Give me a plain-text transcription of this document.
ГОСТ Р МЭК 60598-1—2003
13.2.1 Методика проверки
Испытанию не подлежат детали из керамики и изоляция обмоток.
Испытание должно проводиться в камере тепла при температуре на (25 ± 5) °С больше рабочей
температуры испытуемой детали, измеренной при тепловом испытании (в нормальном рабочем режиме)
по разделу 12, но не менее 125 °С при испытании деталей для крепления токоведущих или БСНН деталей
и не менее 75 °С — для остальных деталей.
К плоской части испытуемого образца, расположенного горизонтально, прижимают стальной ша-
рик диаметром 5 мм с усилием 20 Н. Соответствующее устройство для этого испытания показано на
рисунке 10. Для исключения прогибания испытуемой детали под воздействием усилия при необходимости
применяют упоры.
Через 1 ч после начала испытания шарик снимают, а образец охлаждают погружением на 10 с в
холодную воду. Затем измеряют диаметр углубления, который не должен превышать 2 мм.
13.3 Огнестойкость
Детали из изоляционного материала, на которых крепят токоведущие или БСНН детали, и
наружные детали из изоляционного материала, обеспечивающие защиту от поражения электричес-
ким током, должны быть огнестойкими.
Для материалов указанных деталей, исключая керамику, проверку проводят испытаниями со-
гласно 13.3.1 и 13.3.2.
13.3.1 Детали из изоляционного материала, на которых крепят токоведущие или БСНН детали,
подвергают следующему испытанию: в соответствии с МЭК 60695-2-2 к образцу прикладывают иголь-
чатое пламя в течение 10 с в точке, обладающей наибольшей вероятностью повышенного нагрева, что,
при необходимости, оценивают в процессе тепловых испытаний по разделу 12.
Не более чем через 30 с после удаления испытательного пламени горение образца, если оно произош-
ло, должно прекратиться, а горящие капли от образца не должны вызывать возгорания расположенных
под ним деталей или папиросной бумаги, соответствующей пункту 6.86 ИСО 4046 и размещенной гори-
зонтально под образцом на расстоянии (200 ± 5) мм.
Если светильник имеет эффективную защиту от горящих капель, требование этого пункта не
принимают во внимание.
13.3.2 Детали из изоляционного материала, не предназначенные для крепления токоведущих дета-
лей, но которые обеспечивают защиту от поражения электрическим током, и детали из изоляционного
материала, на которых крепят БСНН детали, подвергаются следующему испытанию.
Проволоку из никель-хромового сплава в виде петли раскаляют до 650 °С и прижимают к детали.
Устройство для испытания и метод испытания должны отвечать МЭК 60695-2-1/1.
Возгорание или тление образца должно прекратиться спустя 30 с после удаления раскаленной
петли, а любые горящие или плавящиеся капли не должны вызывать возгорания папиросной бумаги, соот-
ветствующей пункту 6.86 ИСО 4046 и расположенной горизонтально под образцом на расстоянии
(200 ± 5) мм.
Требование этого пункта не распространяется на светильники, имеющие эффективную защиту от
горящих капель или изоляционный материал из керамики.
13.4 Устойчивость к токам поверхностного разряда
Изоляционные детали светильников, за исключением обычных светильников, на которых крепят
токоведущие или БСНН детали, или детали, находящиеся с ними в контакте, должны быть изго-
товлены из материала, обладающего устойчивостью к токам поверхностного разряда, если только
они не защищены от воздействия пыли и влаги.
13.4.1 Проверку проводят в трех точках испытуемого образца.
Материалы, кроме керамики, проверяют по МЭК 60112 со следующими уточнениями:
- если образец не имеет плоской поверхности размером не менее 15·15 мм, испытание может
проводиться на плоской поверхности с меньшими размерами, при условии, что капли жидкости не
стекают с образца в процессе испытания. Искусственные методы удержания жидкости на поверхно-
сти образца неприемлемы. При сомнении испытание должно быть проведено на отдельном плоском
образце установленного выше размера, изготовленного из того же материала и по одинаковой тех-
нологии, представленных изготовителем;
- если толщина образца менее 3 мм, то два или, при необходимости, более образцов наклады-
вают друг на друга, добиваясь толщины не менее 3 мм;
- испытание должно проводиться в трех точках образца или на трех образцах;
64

Task instructions: Take the lines above and print them exactly.

Answer to the problem:
Give me a plain-text transcription of this document.
ГОСТ Р МЭК 60598-1—2003
13.2.1 Методика проверки
Испытанию не подлежат детали из керамики и изоляция обмоток.
Испытание должно проводиться в камере тепла при температуре на (25 ± 5) °С больше рабочей
температуры испытуемой детали, измеренной при тепловом испытании (в нормальном рабочем режиме)
по разделу 12, но не менее 125 °С при испытании деталей для крепления токоведущих или БСНН деталей
и не менее 75 °С — для остальных деталей.
К плоской части испытуемого образца, расположенного горизонтально, прижимают стальной ша-
рик диаметром 5 мм с усилием 20 Н. Соответствующее устройство для этого испытания показано на
рисунке 10. Для исключения прогибания испытуемой детали под воздействием усилия при необходимости
применяют упоры.
Через 1 ч после начала испытания шарик снимают, а образец охлаждают погружением на 10 с в
холодную воду. Затем измеряют диаметр углубления, который не должен превышать 2 мм.
13.3 Огнестойкость
Детали из изоляционного материала, на которых крепят токоведущие или БСНН детали, и
наружные детали из изоляционного материала, обеспечивающие защиту от поражения электричес-
ким током, должны быть огнестойкими.
Для материалов указанных деталей, исключая керамику, проверку проводят испытаниями со-
гласно 13.3.1 и 13.3.2.
13.3.1 Детали из изоляционного материала, на которых крепят токоведущие или БСНН детали,
подвергают следующему испытанию: в соответствии с МЭК 60695-2-2 к образцу прикладывают иголь-
чатое пламя в течение 10 с в точке, обладающей наибольшей вероятностью повышенного нагрева, что,
при необходимости, оценивают в процессе тепловых испытаний по разделу 12.
Не более чем через 30 с после удаления испытательного пламени горение образца, если оно произош-
ло, должно прекратиться, а горящие капли от образца не должны вызывать возгорания расположенных
под ним деталей или папиросной бумаги, соответствующей пункту 6.86 ИСО 4046 и размещенной гори-
зонтально под образцом на расстоянии (200 ± 5) мм.
Если светильник имеет эффективную защиту от горящих капель, требование этого пункта не
принимают во внимание.
13.3.2 Детали из изоляционного материала, не предназначенные для крепления токоведущих дета-
лей, но которые обеспечивают защиту от поражения электрическим током, и детали из изоляционного
материала, на которых крепят БСНН детали, подвергаются следующему испытанию.
Проволоку из никель-хромового сплава в виде петли раскаляют до 650 °С и прижимают к детали.
Устройство для испытания и метод испытания должны отвечать МЭК 60695-2-1/1.
Возгорание или тление образца должно прекратиться спустя 30 с после удаления раскаленной
петли, а любые горящие или плавящиеся капли не должны вызывать возгорания папиросной бумаги, соот-
ветствующей пункту 6.86 ИСО 4046 и расположенной горизонтально под образцом на расстоянии
(200 ± 5) мм.
Требование этого пункта не распространяется на светильники, имеющие эффективную защиту от
горящих капель или изоляционный материал из керамики.
13.4 Устойчивость к токам поверхностного разряда
Изоляционные детали светильников, за исключением обычных светильников, на которых крепят
токоведущие или БСНН детали, или детали, находящиеся с ними в контакте, должны быть изго-
товлены из материала, обладающего устойчивостью к токам поверхностного разряда, если только
они не защищены от воздействия пыли и влаги.
13.4.1 Проверку проводят в трех точках испытуемого образца.
Материалы, кроме керамики, проверяют по МЭК 60112 со следующими уточнениями:
- если образец не имеет плоской поверхности размером не менее 15·15 мм, испытание может
проводиться на плоской поверхности с меньшими размерами, при условии, что капли жидкости не
стекают с образца в процессе испытания. Искусственные методы удержания жидкости на поверхно-
сти образца неприемлемы. При сомнении испытание должно быть проведено на отдельном плоском
образце установленного выше размера, изготовленного из того же материала и по одинаковой тех-
нологии, представленных изготовителем;
- если толщина образца менее 3 мм, то два или, при необходимости, более образцов наклады-
вают друг на друга, добиваясь толщины не менее 3 мм;
- испытание должно проводиться в трех точках образца или на трех образцах;
64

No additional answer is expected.